# Record extracts

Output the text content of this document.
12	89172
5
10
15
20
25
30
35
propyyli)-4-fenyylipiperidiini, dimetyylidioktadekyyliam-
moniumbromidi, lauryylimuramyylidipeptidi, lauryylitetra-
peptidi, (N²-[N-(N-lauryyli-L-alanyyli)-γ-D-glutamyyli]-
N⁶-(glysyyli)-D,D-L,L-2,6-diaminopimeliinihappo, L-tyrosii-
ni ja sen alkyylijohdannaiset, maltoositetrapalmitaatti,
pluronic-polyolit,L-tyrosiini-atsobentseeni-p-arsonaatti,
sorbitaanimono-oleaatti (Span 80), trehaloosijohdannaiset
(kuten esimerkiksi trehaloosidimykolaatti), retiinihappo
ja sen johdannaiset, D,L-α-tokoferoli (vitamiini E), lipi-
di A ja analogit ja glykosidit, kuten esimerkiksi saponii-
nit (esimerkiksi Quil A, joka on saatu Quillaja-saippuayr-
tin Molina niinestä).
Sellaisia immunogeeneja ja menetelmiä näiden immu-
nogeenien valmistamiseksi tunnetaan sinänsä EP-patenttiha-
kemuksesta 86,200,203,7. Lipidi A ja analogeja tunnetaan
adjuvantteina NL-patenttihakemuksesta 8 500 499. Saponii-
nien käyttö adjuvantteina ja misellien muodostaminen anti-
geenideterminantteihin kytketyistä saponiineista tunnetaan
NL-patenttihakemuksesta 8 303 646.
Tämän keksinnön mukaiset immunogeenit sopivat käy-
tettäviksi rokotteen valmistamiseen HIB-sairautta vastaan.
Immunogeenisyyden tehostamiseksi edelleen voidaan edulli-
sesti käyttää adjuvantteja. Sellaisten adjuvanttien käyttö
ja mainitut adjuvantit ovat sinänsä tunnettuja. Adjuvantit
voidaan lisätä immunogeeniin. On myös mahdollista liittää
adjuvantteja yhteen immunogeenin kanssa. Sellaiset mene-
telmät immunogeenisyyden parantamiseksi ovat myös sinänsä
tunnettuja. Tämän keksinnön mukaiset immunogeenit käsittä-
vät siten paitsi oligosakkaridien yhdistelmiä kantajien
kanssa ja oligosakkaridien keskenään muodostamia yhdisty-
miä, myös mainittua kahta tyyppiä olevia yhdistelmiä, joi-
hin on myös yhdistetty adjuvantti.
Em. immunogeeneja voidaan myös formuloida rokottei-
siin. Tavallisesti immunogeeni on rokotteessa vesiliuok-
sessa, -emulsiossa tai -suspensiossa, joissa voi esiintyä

# Short problem
Where a line in the entries holds the word "sinänsä", copy that line.

# Task solution
nogeenien valmistamiseksi tunnetaan sinänsä EP-patenttiha-
ja mainitut adjuvantit ovat sinänsä tunnettuja. Adjuvantit
telmät immunogeenisyyden parantamiseksi ovat myös sinänsä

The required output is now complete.